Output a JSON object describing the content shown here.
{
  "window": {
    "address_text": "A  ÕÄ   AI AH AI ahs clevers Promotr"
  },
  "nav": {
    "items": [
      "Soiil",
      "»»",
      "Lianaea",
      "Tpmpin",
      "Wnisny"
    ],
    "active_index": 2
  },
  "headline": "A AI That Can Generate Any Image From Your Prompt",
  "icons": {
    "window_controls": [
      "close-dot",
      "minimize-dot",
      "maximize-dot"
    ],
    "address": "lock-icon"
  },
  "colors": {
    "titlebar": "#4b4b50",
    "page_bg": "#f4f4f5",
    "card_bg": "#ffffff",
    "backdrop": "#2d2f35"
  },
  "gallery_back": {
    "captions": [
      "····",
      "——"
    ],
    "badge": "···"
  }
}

------------------------------------------------

Task goal » Each record should come back exactly as written.

Problem solution »
Output a JSON object describing the content shown here.
{
  "window": {
    "address_text": "A  ÕÄ   AI AH AI ahs clevers Promotr"
  },
  "nav": {
    "items": [
      "Soiil",
      "»»",
      "Lianaea",
      "Tpmpin",
      "Wnisny"
    ],
    "active_index": 2
  },
  "headline": "A AI That Can Generate Any Image From Your Prompt",
  "icons": {
    "window_controls": [
      "close-dot",
      "minimize-dot",
      "maximize-dot"
    ],
    "address": "lock-icon"
  },
  "colors": {
    "titlebar": "#4b4b50",
    "page_bg": "#f4f4f5",
    "card_bg": "#ffffff",
    "backdrop": "#2d2f35"
  },
  "gallery_back": {
    "captions": [
      "····",
      "——"
    ],
    "badge": "···"
  }
}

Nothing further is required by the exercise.